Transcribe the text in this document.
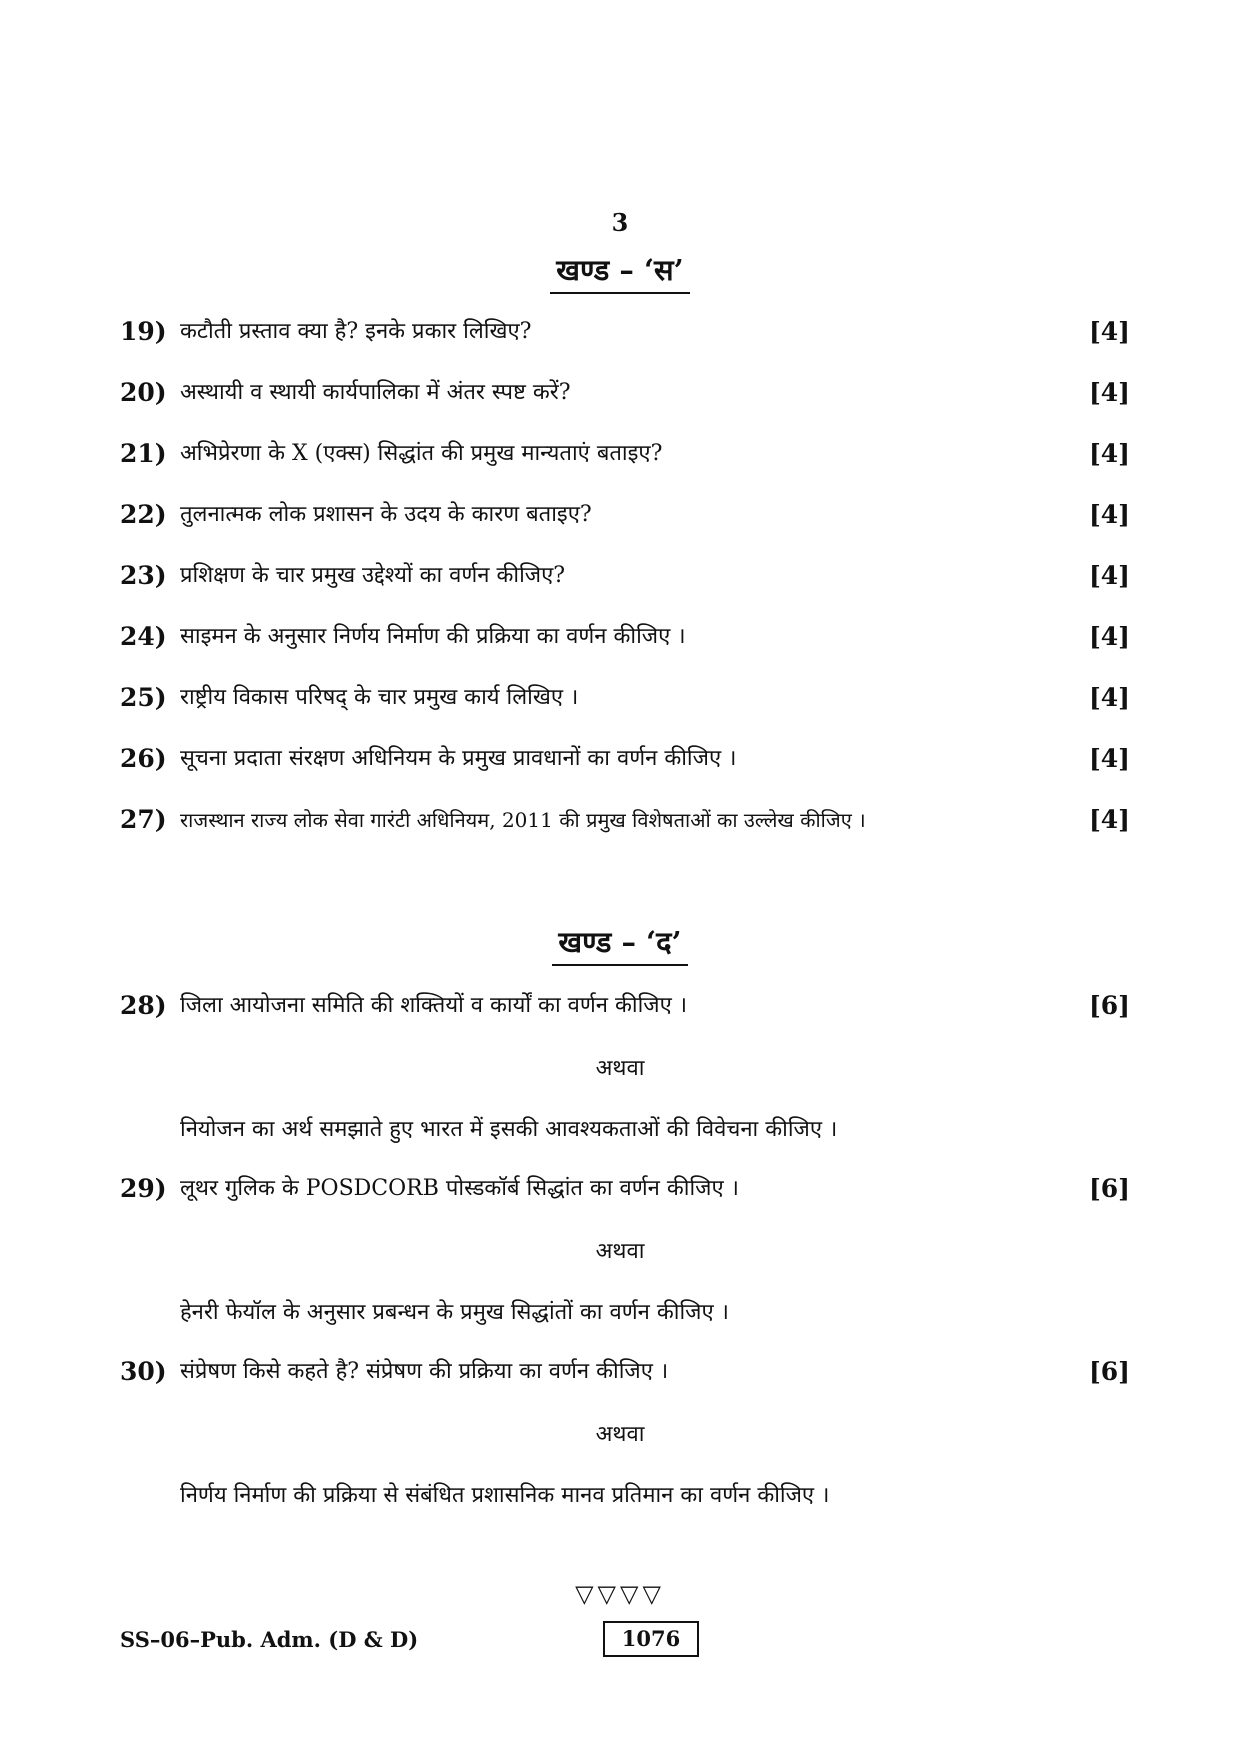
3
खण्ड – ‘स’
19) कटौती प्रस्ताव क्या है? इनके प्रकार लिखिए?	[4]
20) अस्थायी व स्थायी कार्यपालिका में अंतर स्पष्ट करें?	[4]
21) अभिप्रेरणा के X (एक्स) सिद्धांत की प्रमुख मान्यताएं बताइए?	[4]
22) तुलनात्मक लोक प्रशासन के उदय के कारण बताइए?	[4]
23) प्रशिक्षण के चार प्रमुख उद्देश्यों का वर्णन कीजिए?	[4]
24) साइमन के अनुसार निर्णय निर्माण की प्रक्रिया का वर्णन कीजिए ।	[4]
25) राष्ट्रीय विकास परिषद् के चार प्रमुख कार्य लिखिए ।	[4]
26) सूचना प्रदाता संरक्षण अधिनियम के प्रमुख प्रावधानों का वर्णन कीजिए ।	[4]
27) राजस्थान राज्य लोक सेवा गारंटी अधिनियम, 2011 की प्रमुख विशेषताओं का उल्लेख कीजिए ।	[4]
खण्ड – ‘द’
28) जिला आयोजना समिति की शक्तियों व कार्यों का वर्णन कीजिए ।	[6]
अथवा
नियोजन का अर्थ समझाते हुए भारत में इसकी आवश्यकताओं की विवेचना कीजिए ।
29) लूथर गुलिक के POSDCORB पोस्डकॉर्ब सिद्धांत का वर्णन कीजिए ।	[6]
अथवा
हेनरी फेयॉल के अनुसार प्रबन्धन के प्रमुख सिद्धांतों का वर्णन कीजिए ।
30) संप्रेषण किसे कहते है? संप्रेषण की प्रक्रिया का वर्णन कीजिए ।	[6]
अथवा
निर्णय निर्माण की प्रक्रिया से संबंधित प्रशासनिक मानव प्रतिमान का वर्णन कीजिए ।
▽▽▽▽
SS–06–Pub. Adm. (D & D)	1076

+ + + + +

### Set problem
Reproduce all of the data exactly, omitting each picture it holds.

### Solution for this task
Transcribe the text in this document.
3
खण्ड – ‘स’
19) कटौती प्रस्ताव क्या है? इनके प्रकार लिखिए?	[4]
20) अस्थायी व स्थायी कार्यपालिका में अंतर स्पष्ट करें?	[4]
21) अभिप्रेरणा के X (एक्स) सिद्धांत की प्रमुख मान्यताएं बताइए?	[4]
22) तुलनात्मक लोक प्रशासन के उदय के कारण बताइए?	[4]
23) प्रशिक्षण के चार प्रमुख उद्देश्यों का वर्णन कीजिए?	[4]
24) साइमन के अनुसार निर्णय निर्माण की प्रक्रिया का वर्णन कीजिए ।	[4]
25) राष्ट्रीय विकास परिषद् के चार प्रमुख कार्य लिखिए ।	[4]
26) सूचना प्रदाता संरक्षण अधिनियम के प्रमुख प्रावधानों का वर्णन कीजिए ।	[4]
27) राजस्थान राज्य लोक सेवा गारंटी अधिनियम, 2011 की प्रमुख विशेषताओं का उल्लेख कीजिए ।	[4]
खण्ड – ‘द’
28) जिला आयोजना समिति की शक्तियों व कार्यों का वर्णन कीजिए ।	[6]
अथवा
नियोजन का अर्थ समझाते हुए भारत में इसकी आवश्यकताओं की विवेचना कीजिए ।
29) लूथर गुलिक के POSDCORB पोस्डकॉर्ब सिद्धांत का वर्णन कीजिए ।	[6]
अथवा
हेनरी फेयॉल के अनुसार प्रबन्धन के प्रमुख सिद्धांतों का वर्णन कीजिए ।
30) संप्रेषण किसे कहते है? संप्रेषण की प्रक्रिया का वर्णन कीजिए ।	[6]
अथवा
निर्णय निर्माण की प्रक्रिया से संबंधित प्रशासनिक मानव प्रतिमान का वर्णन कीजिए ।
▽▽▽▽
SS–06–Pub. Adm. (D & D)	1076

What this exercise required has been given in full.